The task
Find the word "Enter" in the listing; pull out each line holding it.

BEGIN Task data

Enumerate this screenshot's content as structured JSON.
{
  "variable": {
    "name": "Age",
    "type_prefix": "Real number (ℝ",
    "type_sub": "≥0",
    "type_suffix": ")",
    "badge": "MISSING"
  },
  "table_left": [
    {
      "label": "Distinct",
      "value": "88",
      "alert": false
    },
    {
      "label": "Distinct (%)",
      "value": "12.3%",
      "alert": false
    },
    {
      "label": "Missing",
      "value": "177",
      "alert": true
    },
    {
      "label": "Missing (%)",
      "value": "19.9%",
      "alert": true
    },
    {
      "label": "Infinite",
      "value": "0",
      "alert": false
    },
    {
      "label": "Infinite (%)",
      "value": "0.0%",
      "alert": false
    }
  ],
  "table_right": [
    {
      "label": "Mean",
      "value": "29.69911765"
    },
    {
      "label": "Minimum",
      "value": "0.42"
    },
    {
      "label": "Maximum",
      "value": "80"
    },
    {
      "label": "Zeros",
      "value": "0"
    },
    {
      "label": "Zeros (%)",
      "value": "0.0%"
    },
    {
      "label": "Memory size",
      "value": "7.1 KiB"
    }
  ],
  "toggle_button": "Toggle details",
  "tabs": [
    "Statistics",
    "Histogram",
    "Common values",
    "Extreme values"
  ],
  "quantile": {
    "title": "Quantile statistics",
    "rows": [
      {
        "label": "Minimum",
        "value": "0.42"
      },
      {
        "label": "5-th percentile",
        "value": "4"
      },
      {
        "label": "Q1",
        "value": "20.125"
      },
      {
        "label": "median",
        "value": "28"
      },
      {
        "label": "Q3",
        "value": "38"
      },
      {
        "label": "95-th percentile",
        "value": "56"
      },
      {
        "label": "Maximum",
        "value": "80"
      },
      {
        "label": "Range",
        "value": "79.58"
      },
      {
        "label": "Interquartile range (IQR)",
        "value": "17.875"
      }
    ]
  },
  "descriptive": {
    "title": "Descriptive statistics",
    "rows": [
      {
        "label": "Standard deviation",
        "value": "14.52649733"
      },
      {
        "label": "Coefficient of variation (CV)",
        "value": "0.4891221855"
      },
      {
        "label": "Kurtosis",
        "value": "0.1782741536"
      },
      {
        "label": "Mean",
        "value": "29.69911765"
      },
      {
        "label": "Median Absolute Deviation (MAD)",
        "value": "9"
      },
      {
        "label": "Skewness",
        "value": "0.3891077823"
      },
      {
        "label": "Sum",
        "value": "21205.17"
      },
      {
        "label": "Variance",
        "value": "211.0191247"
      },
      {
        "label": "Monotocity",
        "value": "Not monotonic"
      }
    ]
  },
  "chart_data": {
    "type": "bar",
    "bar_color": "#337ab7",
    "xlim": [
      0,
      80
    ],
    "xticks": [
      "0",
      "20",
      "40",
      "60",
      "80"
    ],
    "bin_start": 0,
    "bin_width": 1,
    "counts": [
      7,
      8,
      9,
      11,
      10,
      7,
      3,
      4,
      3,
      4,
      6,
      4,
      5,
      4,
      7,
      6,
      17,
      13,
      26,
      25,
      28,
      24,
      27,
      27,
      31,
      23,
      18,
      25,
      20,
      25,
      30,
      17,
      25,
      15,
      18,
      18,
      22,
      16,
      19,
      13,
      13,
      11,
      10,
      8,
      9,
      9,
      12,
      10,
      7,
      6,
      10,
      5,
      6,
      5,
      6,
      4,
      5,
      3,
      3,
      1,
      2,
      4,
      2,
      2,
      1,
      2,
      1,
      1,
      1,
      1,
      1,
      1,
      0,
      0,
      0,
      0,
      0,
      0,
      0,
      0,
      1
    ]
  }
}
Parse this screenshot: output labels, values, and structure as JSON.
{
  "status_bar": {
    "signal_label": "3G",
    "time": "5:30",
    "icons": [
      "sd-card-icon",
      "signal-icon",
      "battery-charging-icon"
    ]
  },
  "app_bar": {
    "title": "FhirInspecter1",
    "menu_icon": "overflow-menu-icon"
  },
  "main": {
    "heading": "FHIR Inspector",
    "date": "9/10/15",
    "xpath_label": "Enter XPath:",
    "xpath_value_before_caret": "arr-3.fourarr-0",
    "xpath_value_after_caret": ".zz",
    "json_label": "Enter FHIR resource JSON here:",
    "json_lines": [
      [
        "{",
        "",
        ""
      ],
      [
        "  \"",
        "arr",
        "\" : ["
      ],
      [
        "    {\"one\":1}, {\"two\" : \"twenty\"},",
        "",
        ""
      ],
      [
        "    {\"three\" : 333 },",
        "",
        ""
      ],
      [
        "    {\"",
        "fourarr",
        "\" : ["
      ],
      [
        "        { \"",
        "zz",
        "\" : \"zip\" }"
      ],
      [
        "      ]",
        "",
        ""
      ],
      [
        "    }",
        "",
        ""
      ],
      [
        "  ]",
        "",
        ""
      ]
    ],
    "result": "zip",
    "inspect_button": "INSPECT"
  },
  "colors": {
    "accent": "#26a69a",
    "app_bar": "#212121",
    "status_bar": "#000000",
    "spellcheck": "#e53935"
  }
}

END Task data
BEGIN Task data

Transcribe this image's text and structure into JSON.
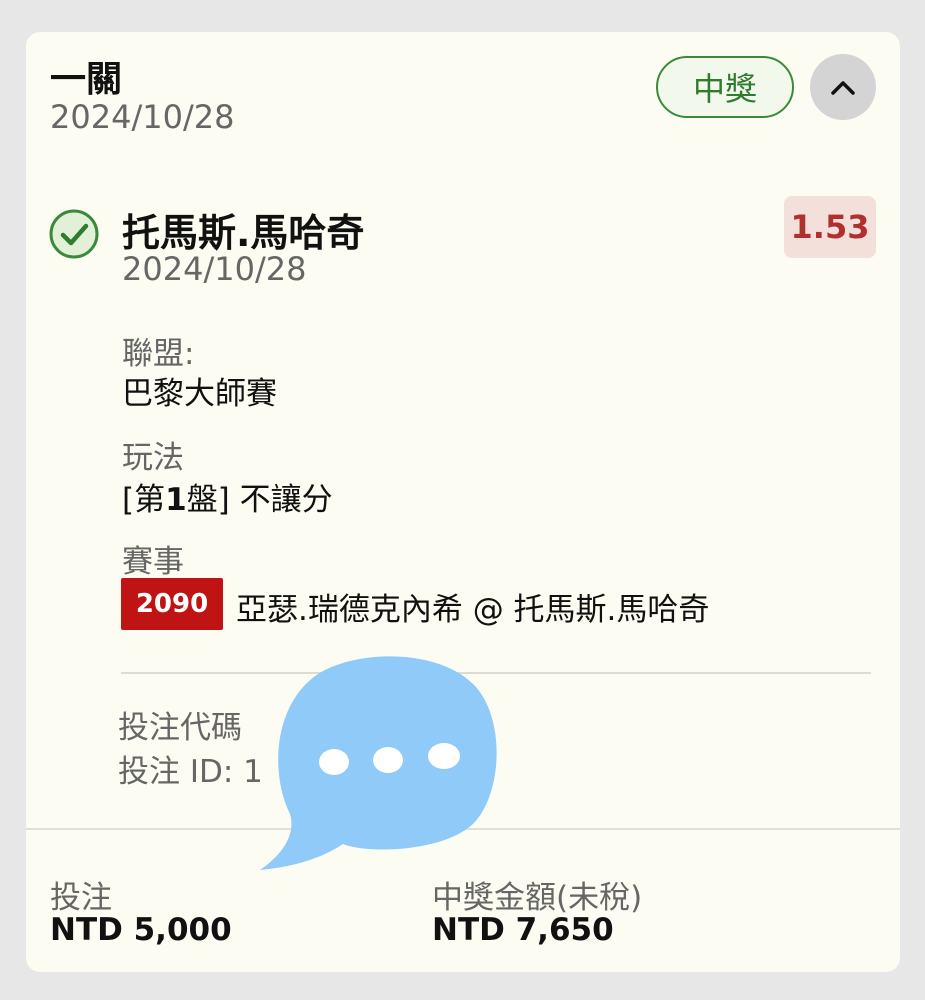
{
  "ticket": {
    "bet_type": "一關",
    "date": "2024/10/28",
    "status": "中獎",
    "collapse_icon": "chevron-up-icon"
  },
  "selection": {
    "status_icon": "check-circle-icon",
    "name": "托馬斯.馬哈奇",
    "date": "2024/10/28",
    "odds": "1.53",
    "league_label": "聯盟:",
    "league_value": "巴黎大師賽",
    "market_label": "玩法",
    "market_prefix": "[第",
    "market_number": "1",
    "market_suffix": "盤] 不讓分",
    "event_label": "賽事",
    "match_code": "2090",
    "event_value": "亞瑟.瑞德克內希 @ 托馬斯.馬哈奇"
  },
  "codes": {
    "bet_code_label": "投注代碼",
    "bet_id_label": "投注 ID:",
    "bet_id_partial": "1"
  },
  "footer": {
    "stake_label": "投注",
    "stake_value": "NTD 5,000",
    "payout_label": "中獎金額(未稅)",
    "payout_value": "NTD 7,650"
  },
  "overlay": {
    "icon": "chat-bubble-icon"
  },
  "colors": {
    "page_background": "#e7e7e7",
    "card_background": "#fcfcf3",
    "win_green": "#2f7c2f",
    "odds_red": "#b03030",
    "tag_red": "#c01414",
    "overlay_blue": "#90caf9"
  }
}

END Task data

Full answer
    "xpath_label": "Enter XPath:",
    "json_label": "Enter FHIR resource JSON here:",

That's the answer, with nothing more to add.